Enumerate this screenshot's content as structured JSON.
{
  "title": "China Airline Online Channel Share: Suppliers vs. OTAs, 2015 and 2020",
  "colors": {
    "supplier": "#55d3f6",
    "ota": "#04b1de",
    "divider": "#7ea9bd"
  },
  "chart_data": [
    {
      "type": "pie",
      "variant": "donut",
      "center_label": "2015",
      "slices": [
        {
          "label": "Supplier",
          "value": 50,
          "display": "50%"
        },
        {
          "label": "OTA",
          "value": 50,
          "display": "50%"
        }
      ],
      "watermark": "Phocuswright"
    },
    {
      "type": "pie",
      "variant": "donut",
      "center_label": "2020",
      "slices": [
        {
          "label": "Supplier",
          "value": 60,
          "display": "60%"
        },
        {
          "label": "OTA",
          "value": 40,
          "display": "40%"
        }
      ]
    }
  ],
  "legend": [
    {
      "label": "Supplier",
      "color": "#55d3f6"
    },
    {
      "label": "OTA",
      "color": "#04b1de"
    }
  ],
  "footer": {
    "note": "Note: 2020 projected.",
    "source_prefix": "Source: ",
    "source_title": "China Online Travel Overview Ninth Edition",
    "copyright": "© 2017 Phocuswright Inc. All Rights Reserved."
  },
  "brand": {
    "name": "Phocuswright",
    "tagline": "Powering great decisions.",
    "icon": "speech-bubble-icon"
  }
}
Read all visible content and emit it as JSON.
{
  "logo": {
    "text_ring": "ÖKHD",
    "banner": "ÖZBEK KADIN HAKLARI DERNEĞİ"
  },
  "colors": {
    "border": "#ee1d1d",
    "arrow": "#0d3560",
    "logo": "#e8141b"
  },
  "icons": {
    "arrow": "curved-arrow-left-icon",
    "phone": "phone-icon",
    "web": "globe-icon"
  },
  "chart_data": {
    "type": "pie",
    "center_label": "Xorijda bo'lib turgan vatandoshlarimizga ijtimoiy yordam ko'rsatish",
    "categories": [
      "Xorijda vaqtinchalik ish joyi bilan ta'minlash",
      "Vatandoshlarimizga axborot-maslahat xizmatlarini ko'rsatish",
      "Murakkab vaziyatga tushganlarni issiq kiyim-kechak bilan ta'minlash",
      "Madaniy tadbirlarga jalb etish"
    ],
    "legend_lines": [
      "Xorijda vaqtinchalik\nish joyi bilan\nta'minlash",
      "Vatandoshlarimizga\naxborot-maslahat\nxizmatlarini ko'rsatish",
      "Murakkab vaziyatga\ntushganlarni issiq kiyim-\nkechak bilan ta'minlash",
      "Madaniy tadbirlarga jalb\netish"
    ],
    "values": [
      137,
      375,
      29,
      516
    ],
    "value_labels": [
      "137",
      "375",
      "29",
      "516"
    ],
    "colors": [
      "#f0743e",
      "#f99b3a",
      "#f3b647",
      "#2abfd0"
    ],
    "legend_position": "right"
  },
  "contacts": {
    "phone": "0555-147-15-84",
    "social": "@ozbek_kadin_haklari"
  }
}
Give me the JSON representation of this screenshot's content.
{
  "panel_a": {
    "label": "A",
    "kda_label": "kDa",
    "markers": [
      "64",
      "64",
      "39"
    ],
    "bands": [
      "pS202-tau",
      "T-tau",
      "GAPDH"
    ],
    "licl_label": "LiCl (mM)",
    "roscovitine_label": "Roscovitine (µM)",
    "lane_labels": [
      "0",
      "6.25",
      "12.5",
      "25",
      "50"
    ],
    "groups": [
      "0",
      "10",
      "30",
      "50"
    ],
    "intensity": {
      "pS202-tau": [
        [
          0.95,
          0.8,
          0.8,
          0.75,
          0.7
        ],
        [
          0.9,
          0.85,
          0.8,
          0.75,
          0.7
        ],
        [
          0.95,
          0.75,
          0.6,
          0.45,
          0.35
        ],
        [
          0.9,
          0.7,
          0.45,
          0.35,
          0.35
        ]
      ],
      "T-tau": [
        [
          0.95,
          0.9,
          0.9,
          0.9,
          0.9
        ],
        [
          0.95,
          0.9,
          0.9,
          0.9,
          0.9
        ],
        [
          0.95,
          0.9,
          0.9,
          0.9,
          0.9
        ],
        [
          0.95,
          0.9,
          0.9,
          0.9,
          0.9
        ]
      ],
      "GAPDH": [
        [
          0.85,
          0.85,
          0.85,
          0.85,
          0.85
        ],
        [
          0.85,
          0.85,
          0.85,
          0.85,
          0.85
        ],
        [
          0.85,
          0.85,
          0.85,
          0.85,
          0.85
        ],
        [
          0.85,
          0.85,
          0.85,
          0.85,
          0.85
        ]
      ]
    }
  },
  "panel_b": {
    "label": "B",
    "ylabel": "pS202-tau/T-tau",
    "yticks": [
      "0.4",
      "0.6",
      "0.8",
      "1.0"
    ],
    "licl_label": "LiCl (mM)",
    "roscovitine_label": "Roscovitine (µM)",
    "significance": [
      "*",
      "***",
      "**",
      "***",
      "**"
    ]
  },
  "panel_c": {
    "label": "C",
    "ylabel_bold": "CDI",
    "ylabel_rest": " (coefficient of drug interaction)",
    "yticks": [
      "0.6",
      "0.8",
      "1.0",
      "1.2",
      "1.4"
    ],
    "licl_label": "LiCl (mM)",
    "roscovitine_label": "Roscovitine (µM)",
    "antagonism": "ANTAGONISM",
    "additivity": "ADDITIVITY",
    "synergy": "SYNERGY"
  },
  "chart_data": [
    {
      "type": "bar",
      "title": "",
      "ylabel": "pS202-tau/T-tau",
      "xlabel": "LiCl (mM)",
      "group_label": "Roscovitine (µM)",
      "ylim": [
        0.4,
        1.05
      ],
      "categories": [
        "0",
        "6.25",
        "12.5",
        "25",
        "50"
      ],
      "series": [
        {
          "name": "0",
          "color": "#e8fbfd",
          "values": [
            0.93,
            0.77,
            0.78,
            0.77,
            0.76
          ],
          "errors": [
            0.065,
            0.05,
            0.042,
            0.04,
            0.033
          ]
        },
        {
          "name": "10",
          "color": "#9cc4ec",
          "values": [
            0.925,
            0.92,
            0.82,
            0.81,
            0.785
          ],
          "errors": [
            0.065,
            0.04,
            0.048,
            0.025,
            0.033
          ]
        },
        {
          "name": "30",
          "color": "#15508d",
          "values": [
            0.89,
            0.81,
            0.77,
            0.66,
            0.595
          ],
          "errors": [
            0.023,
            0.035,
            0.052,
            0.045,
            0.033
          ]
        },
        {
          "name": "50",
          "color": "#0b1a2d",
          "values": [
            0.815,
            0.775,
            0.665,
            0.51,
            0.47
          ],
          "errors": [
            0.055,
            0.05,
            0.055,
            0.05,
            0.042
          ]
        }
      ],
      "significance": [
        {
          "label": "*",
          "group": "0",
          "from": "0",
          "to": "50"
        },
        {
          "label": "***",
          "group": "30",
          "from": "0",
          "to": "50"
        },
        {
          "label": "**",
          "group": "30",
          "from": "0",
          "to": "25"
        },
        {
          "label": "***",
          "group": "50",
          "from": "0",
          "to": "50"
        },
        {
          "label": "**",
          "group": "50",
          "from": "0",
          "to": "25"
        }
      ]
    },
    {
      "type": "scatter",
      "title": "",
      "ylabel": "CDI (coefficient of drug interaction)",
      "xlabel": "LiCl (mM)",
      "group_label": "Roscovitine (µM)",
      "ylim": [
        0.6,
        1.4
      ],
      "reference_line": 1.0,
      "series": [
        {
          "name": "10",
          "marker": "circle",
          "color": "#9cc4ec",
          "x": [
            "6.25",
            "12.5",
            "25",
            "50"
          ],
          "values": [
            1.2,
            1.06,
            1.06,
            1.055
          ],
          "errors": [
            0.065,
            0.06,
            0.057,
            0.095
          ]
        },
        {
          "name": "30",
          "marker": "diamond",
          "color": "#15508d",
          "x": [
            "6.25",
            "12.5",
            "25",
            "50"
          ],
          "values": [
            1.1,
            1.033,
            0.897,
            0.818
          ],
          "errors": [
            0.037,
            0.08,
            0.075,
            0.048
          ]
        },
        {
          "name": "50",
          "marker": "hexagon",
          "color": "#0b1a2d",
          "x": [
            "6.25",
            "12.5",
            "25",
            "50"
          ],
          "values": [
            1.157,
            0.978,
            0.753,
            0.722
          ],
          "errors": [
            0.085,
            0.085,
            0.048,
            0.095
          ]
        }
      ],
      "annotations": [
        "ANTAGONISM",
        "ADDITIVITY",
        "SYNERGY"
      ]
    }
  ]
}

*-*-*

Report how many lines hold the string "interaction", giving the number and nothing else.

2